Top of Data listing

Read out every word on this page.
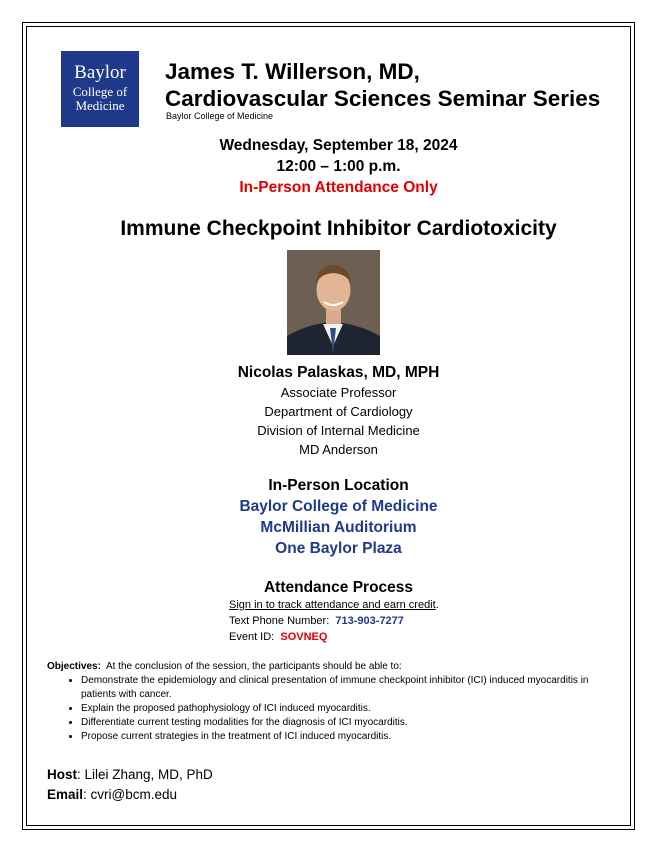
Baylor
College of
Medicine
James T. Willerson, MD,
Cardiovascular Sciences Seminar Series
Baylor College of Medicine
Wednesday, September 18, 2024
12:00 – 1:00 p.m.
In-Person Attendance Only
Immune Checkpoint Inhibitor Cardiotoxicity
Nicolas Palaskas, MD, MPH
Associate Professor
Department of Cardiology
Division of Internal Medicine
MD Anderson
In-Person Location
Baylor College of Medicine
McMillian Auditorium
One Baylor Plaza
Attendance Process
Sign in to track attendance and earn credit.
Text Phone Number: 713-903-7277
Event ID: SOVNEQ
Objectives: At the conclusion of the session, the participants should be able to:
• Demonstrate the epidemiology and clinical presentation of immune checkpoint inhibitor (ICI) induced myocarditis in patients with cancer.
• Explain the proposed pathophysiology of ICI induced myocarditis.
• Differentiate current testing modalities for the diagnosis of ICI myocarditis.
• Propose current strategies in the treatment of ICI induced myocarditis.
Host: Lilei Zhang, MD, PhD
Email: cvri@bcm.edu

Bottom of Data listing

Requirement: Retype the data above exactly; pictures are not part of the copy.

Response for this exercise:
Read out every word on this page.
Baylor
College of
Medicine
James T. Willerson, MD,
Cardiovascular Sciences Seminar Series
Baylor College of Medicine
Wednesday, September 18, 2024
12:00 – 1:00 p.m.
In-Person Attendance Only
Immune Checkpoint Inhibitor Cardiotoxicity
Nicolas Palaskas, MD, MPH
Associate Professor
Department of Cardiology
Division of Internal Medicine
MD Anderson
In-Person Location
Baylor College of Medicine
McMillian Auditorium
One Baylor Plaza
Attendance Process
Sign in to track attendance and earn credit.
Text Phone Number: 713-903-7277
Event ID: SOVNEQ
Objectives: At the conclusion of the session, the participants should be able to:
• Demonstrate the epidemiology and clinical presentation of immune checkpoint inhibitor (ICI) induced myocarditis in patients with cancer.
• Explain the proposed pathophysiology of ICI induced myocarditis.
• Differentiate current testing modalities for the diagnosis of ICI myocarditis.
• Propose current strategies in the treatment of ICI induced myocarditis.
Host: Lilei Zhang, MD, PhD
Email: cvri@bcm.edu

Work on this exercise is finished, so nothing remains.